* GIVEN TASK:
Without the images, write out all of the following entries exactly.

··· THE RECORDS

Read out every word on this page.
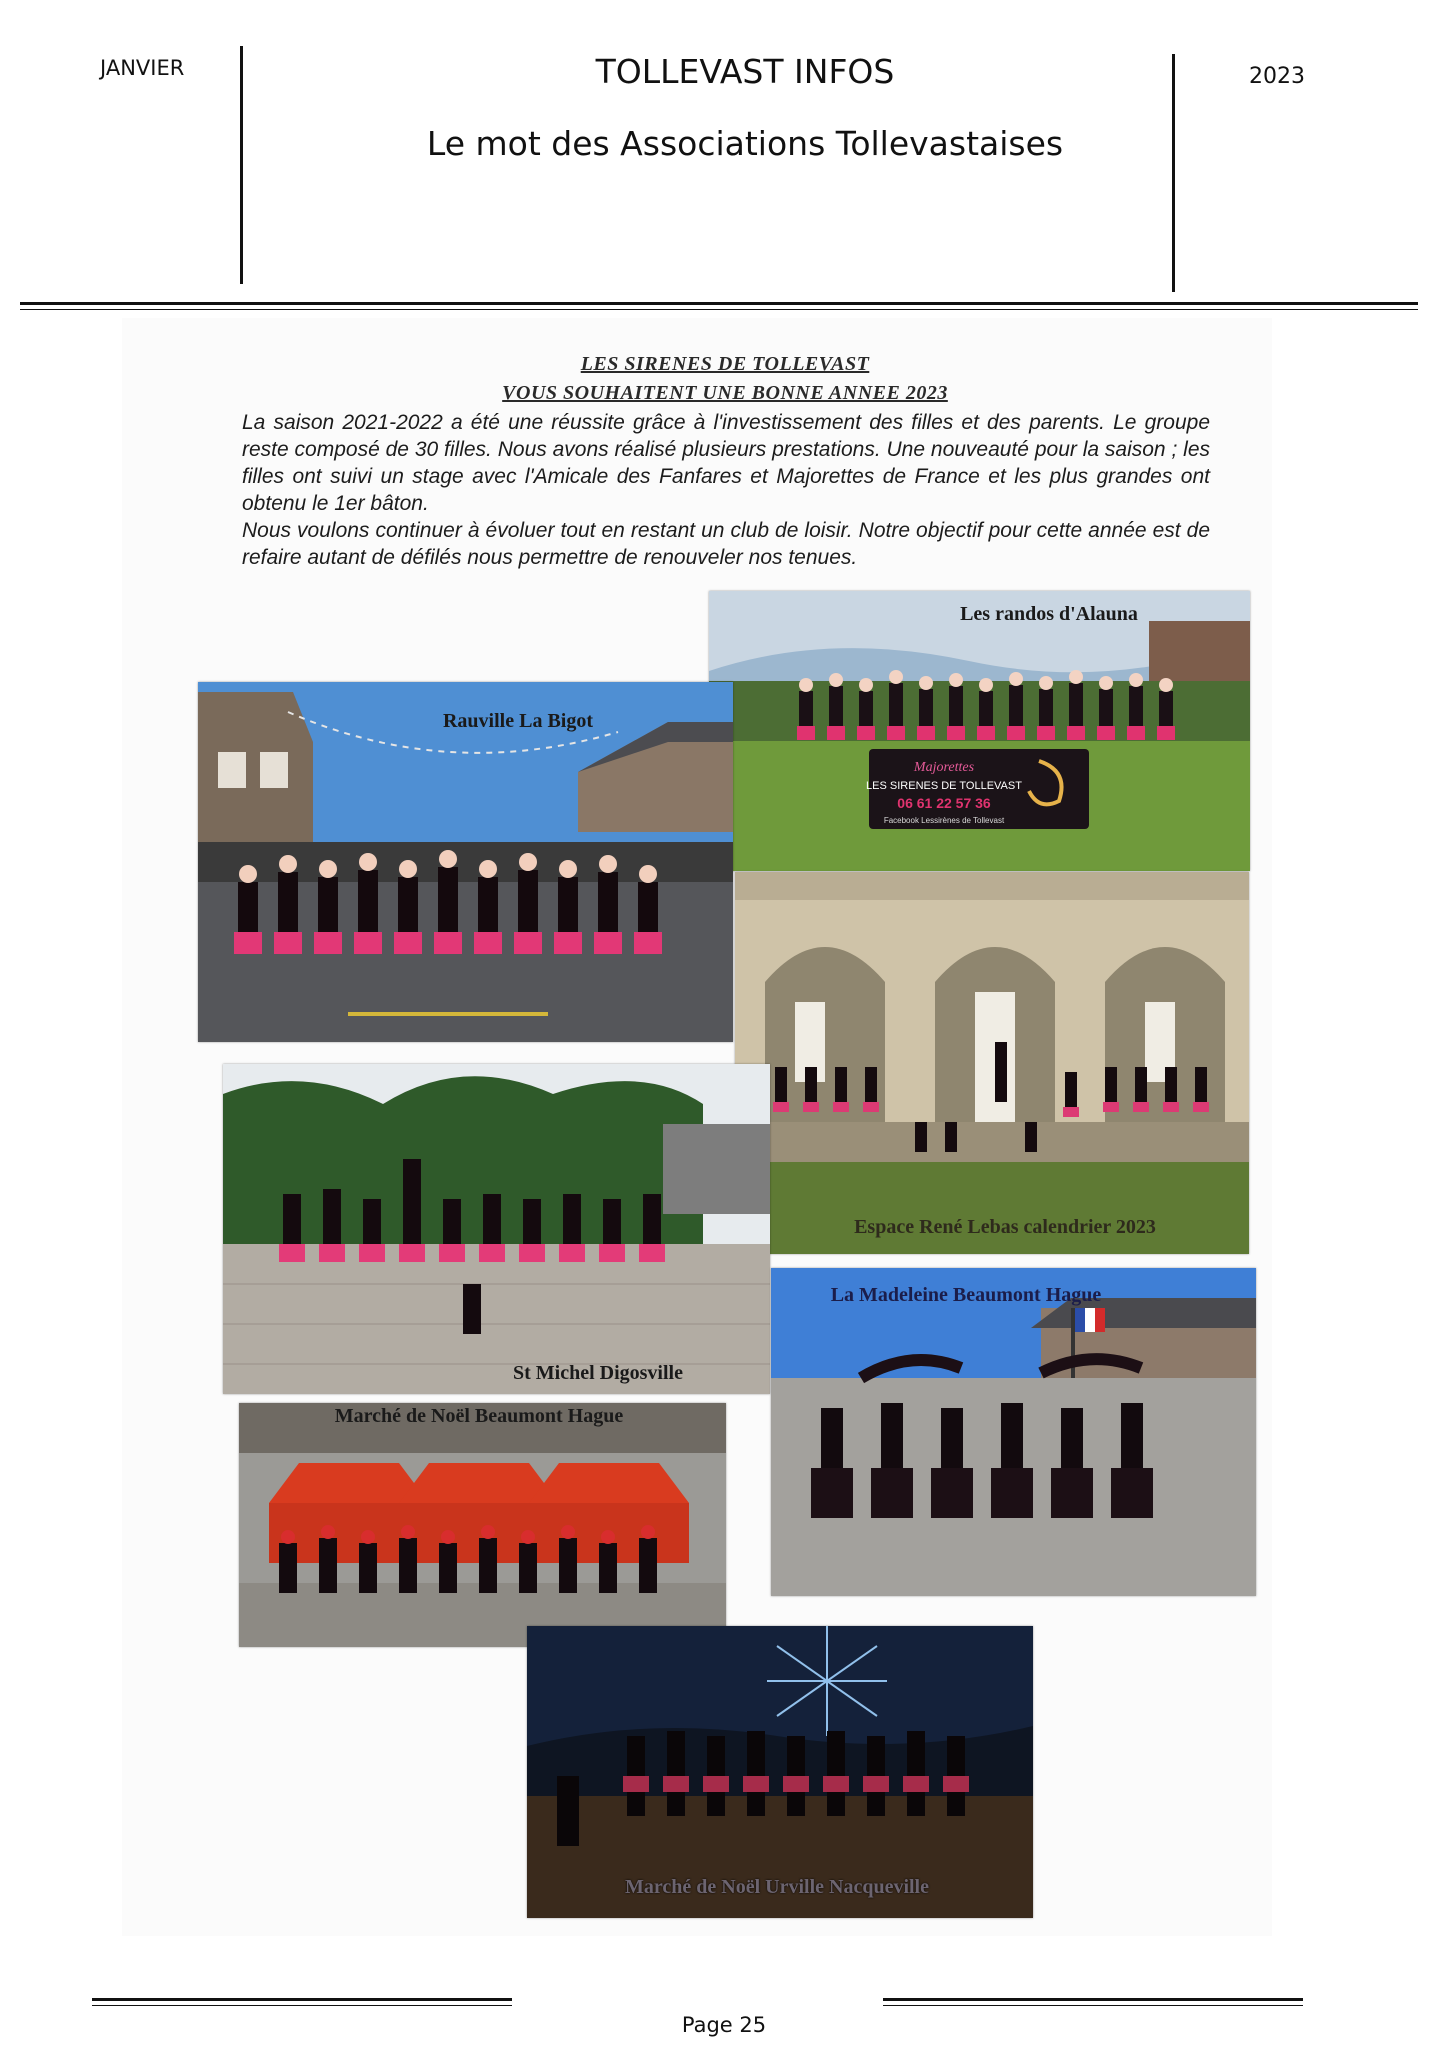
JANVIER	TOLLEVAST INFOS
Le mot des Associations Tollevastaises
2023
LES SIRENES DE TOLLEVAST
VOUS SOUHAITENT UNE BONNE ANNEE 2023

La saison 2021-2022 a été une réussite grâce à l'investissement des filles et des parents. Le groupe reste composé de 30 filles. Nous avons réalisé plusieurs prestations. Une nouveauté pour la saison ; les filles ont suivi un stage avec l'Amicale des Fanfares et Majorettes de France et les plus grandes ont obtenu le 1er bâton.

Nous voulons continuer à évoluer tout en restant un club de loisir. Notre objectif pour cette année est de refaire autant de défilés nous permettre de renouveler nos tenues.

Majorettes
LES SIRENES DE TOLLEVAST
06 61 22 57 36
Facebook Lessirènes de Tollevast
Les randos d'Alauna
Rauville La Bigot
Espace René Lebas calendrier 2023
St Michel Digosville
La Madeleine Beaumont Hague
Marché de Noël Beaumont Hague
Marché de Noël Urville Nacqueville
Page 25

······

* TASK ANSWER:
Read out every word on this page.
JANVIER	TOLLEVAST INFOS
Le mot des Associations Tollevastaises
2023
LES SIRENES DE TOLLEVAST
VOUS SOUHAITENT UNE BONNE ANNEE 2023

La saison 2021-2022 a été une réussite grâce à l'investissement des filles et des parents. Le groupe reste composé de 30 filles. Nous avons réalisé plusieurs prestations. Une nouveauté pour la saison ; les filles ont suivi un stage avec l'Amicale des Fanfares et Majorettes de France et les plus grandes ont obtenu le 1er bâton.

Nous voulons continuer à évoluer tout en restant un club de loisir. Notre objectif pour cette année est de refaire autant de défilés nous permettre de renouveler nos tenues.

Majorettes
LES SIRENES DE TOLLEVAST
06 61 22 57 36
Facebook Lessirènes de Tollevast
Les randos d'Alauna
Rauville La Bigot
Espace René Lebas calendrier 2023
St Michel Digosville
La Madeleine Beaumont Hague
Marché de Noël Beaumont Hague
Marché de Noël Urville Nacqueville
Page 25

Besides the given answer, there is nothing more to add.